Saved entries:
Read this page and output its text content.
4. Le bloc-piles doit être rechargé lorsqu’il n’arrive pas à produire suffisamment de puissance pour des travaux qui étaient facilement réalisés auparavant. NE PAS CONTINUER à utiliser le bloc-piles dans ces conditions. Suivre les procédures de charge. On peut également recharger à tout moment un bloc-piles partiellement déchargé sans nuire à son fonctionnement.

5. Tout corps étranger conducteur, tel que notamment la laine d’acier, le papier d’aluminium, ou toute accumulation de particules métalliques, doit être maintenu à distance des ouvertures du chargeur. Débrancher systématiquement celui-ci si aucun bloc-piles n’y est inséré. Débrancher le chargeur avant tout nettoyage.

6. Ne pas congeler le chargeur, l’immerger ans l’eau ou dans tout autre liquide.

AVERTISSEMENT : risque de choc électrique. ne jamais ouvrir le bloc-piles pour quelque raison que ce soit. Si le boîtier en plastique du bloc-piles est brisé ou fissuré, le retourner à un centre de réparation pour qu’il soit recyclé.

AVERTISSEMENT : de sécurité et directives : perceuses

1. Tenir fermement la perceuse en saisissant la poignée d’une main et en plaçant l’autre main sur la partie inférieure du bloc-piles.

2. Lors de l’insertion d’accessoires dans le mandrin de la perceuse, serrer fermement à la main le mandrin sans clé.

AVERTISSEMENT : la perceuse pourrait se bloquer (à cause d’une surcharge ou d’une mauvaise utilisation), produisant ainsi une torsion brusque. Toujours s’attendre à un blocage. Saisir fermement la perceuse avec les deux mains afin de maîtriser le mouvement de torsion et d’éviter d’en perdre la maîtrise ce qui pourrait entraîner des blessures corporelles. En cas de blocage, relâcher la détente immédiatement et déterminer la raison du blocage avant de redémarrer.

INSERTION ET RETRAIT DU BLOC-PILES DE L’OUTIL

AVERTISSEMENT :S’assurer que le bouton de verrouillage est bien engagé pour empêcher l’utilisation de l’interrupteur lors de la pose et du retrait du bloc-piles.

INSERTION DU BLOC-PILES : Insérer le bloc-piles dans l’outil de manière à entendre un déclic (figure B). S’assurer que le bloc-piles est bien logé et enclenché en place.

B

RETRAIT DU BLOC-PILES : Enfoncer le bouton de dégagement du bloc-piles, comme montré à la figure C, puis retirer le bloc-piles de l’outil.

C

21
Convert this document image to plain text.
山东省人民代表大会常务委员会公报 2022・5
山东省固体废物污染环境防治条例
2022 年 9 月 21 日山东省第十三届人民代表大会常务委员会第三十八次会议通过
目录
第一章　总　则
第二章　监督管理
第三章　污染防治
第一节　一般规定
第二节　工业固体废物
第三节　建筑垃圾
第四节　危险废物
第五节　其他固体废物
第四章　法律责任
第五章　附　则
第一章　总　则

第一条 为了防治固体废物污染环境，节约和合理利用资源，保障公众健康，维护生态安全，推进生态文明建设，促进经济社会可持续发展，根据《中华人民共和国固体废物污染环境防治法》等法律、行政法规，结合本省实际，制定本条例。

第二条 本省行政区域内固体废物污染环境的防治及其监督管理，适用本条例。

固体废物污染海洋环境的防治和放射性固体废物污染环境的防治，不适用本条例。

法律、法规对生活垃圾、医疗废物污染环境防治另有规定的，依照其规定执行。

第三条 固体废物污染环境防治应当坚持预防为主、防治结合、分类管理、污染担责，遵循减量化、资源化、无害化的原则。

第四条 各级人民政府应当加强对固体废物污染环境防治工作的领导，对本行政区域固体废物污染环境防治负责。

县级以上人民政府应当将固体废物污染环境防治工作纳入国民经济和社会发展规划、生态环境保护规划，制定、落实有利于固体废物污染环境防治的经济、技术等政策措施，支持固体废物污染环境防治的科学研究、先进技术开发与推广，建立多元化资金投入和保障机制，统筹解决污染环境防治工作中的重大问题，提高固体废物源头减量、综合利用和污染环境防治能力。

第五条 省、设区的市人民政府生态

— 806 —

### Exercise brief
Quote all the records. Keep every word exact.

### Result of this exercise
Read this page and output its text content.
4. Le bloc-piles doit être rechargé lorsqu’il n’arrive pas à produire suffisamment de puissance pour des travaux qui étaient facilement réalisés auparavant. NE PAS CONTINUER à utiliser le bloc-piles dans ces conditions. Suivre les procédures de charge. On peut également recharger à tout moment un bloc-piles partiellement déchargé sans nuire à son fonctionnement.

5. Tout corps étranger conducteur, tel que notamment la laine d’acier, le papier d’aluminium, ou toute accumulation de particules métalliques, doit être maintenu à distance des ouvertures du chargeur. Débrancher systématiquement celui-ci si aucun bloc-piles n’y est inséré. Débrancher le chargeur avant tout nettoyage.

6. Ne pas congeler le chargeur, l’immerger ans l’eau ou dans tout autre liquide.

AVERTISSEMENT : risque de choc électrique. ne jamais ouvrir le bloc-piles pour quelque raison que ce soit. Si le boîtier en plastique du bloc-piles est brisé ou fissuré, le retourner à un centre de réparation pour qu’il soit recyclé.

AVERTISSEMENT : de sécurité et directives : perceuses

1. Tenir fermement la perceuse en saisissant la poignée d’une main et en plaçant l’autre main sur la partie inférieure du bloc-piles.

2. Lors de l’insertion d’accessoires dans le mandrin de la perceuse, serrer fermement à la main le mandrin sans clé.

AVERTISSEMENT : la perceuse pourrait se bloquer (à cause d’une surcharge ou d’une mauvaise utilisation), produisant ainsi une torsion brusque. Toujours s’attendre à un blocage. Saisir fermement la perceuse avec les deux mains afin de maîtriser le mouvement de torsion et d’éviter d’en perdre la maîtrise ce qui pourrait entraîner des blessures corporelles. En cas de blocage, relâcher la détente immédiatement et déterminer la raison du blocage avant de redémarrer.

INSERTION ET RETRAIT DU BLOC-PILES DE L’OUTIL

AVERTISSEMENT :S’assurer que le bouton de verrouillage est bien engagé pour empêcher l’utilisation de l’interrupteur lors de la pose et du retrait du bloc-piles.

INSERTION DU BLOC-PILES : Insérer le bloc-piles dans l’outil de manière à entendre un déclic (figure B). S’assurer que le bloc-piles est bien logé et enclenché en place.

B

RETRAIT DU BLOC-PILES : Enfoncer le bouton de dégagement du bloc-piles, comme montré à la figure C, puis retirer le bloc-piles de l’outil.

C

21
Convert this document image to plain text.
山东省人民代表大会常务委员会公报 2022・5
山东省固体废物污染环境防治条例
2022 年 9 月 21 日山东省第十三届人民代表大会常务委员会第三十八次会议通过
目录
第一章　总　则
第二章　监督管理
第三章　污染防治
第一节　一般规定
第二节　工业固体废物
第三节　建筑垃圾
第四节　危险废物
第五节　其他固体废物
第四章　法律责任
第五章　附　则
第一章　总　则

第一条 为了防治固体废物污染环境，节约和合理利用资源，保障公众健康，维护生态安全，推进生态文明建设，促进经济社会可持续发展，根据《中华人民共和国固体废物污染环境防治法》等法律、行政法规，结合本省实际，制定本条例。

第二条 本省行政区域内固体废物污染环境的防治及其监督管理，适用本条例。

固体废物污染海洋环境的防治和放射性固体废物污染环境的防治，不适用本条例。

法律、法规对生活垃圾、医疗废物污染环境防治另有规定的，依照其规定执行。

第三条 固体废物污染环境防治应当坚持预防为主、防治结合、分类管理、污染担责，遵循减量化、资源化、无害化的原则。

第四条 各级人民政府应当加强对固体废物污染环境防治工作的领导，对本行政区域固体废物污染环境防治负责。

县级以上人民政府应当将固体废物污染环境防治工作纳入国民经济和社会发展规划、生态环境保护规划，制定、落实有利于固体废物污染环境防治的经济、技术等政策措施，支持固体废物污染环境防治的科学研究、先进技术开发与推广，建立多元化资金投入和保障机制，统筹解决污染环境防治工作中的重大问题，提高固体废物源头减量、综合利用和污染环境防治能力。

第五条 省、设区的市人民政府生态

— 806 —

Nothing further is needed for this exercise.